### Do this
Copy the items word for word, starting at the first line and ending with the line that contains "ink-s-2 [65, 356, 79, 376]".

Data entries
════════

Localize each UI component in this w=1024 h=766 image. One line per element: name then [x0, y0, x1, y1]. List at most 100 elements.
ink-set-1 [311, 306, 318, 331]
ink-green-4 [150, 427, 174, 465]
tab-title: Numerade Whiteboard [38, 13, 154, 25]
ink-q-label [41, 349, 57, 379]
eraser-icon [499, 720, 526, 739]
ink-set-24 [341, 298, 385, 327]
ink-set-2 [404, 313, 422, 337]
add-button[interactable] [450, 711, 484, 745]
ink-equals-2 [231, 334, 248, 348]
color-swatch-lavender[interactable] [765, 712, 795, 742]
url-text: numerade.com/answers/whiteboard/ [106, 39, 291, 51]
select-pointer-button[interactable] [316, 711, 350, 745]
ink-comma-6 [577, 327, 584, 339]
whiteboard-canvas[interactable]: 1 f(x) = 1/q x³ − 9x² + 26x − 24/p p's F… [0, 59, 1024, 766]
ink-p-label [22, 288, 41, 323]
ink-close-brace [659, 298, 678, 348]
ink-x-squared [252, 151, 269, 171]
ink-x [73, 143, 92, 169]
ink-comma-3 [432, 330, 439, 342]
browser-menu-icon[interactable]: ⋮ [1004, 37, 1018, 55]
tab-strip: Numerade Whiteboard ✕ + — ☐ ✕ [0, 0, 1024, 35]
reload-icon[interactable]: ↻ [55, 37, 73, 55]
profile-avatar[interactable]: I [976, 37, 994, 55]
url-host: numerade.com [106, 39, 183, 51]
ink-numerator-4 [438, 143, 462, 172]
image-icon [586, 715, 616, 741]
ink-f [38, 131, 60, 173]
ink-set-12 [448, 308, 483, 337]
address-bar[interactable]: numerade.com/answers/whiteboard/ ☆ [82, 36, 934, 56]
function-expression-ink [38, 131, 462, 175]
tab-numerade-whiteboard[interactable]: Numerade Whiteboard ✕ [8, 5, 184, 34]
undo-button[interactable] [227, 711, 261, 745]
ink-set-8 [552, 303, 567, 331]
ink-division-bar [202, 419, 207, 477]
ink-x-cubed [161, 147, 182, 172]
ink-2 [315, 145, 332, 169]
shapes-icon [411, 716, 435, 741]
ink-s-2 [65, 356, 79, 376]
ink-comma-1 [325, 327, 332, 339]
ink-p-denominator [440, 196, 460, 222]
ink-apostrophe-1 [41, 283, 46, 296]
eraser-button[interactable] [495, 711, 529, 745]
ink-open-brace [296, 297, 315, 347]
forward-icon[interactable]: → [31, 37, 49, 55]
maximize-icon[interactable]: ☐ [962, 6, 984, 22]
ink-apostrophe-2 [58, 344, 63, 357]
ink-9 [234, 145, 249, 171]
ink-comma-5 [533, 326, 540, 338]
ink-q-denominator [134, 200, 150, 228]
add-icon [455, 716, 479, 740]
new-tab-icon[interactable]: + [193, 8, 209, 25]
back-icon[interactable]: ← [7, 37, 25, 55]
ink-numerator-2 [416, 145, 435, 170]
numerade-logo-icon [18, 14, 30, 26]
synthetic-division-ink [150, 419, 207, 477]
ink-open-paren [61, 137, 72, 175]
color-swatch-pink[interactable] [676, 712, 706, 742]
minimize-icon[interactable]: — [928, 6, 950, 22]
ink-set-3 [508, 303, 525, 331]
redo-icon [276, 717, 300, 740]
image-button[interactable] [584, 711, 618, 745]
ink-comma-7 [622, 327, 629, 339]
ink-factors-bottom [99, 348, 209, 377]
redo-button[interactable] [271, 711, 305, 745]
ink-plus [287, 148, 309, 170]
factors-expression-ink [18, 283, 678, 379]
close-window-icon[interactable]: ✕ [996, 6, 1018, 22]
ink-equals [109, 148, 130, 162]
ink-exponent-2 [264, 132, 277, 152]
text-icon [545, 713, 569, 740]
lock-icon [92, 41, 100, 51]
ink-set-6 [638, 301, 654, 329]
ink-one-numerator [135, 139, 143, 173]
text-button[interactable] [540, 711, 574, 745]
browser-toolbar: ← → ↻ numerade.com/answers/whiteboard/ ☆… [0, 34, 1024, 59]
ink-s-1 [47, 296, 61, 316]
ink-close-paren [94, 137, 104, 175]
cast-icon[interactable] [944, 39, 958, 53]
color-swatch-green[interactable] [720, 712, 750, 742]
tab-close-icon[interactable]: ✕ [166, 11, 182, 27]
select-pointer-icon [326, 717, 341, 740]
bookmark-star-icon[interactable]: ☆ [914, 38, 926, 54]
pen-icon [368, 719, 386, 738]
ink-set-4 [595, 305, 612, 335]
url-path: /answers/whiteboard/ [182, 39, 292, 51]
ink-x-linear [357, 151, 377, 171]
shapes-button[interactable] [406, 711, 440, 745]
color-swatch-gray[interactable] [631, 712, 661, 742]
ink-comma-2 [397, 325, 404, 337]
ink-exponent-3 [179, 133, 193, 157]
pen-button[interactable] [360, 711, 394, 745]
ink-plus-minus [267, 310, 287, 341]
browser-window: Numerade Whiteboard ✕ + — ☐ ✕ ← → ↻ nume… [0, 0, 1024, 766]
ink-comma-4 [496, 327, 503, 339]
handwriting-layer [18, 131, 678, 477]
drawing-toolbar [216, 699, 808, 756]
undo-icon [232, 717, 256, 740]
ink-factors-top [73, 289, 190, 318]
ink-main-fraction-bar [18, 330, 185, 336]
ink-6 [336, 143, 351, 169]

════════

### Response below
Localize each UI component in this w=1024 h=766 image. One line per element: name then [x0, y0, x1, y1]. List at most 100 elements.
ink-set-1 [311, 306, 318, 331]
ink-green-4 [150, 427, 174, 465]
tab-title: Numerade Whiteboard [38, 13, 154, 25]
ink-q-label [41, 349, 57, 379]
eraser-icon [499, 720, 526, 739]
ink-set-24 [341, 298, 385, 327]
ink-set-2 [404, 313, 422, 337]
add-button[interactable] [450, 711, 484, 745]
ink-equals-2 [231, 334, 248, 348]
color-swatch-lavender[interactable] [765, 712, 795, 742]
url-text: numerade.com/answers/whiteboard/ [106, 39, 291, 51]
select-pointer-button[interactable] [316, 711, 350, 745]
ink-comma-6 [577, 327, 584, 339]
whiteboard-canvas[interactable]: 1 f(x) = 1/q x³ − 9x² + 26x − 24/p p's F… [0, 59, 1024, 766]
ink-p-label [22, 288, 41, 323]
ink-close-brace [659, 298, 678, 348]
ink-x-squared [252, 151, 269, 171]
ink-x [73, 143, 92, 169]
ink-comma-3 [432, 330, 439, 342]
browser-menu-icon[interactable]: ⋮ [1004, 37, 1018, 55]
tab-strip: Numerade Whiteboard ✕ + — ☐ ✕ [0, 0, 1024, 35]
reload-icon[interactable]: ↻ [55, 37, 73, 55]
profile-avatar[interactable]: I [976, 37, 994, 55]
url-host: numerade.com [106, 39, 183, 51]
ink-numerator-4 [438, 143, 462, 172]
image-icon [586, 715, 616, 741]
ink-f [38, 131, 60, 173]
ink-set-12 [448, 308, 483, 337]
address-bar[interactable]: numerade.com/answers/whiteboard/ ☆ [82, 36, 934, 56]
function-expression-ink [38, 131, 462, 175]
tab-numerade-whiteboard[interactable]: Numerade Whiteboard ✕ [8, 5, 184, 34]
undo-button[interactable] [227, 711, 261, 745]
ink-set-8 [552, 303, 567, 331]
ink-division-bar [202, 419, 207, 477]
ink-x-cubed [161, 147, 182, 172]
ink-2 [315, 145, 332, 169]
shapes-icon [411, 716, 435, 741]
ink-s-2 [65, 356, 79, 376]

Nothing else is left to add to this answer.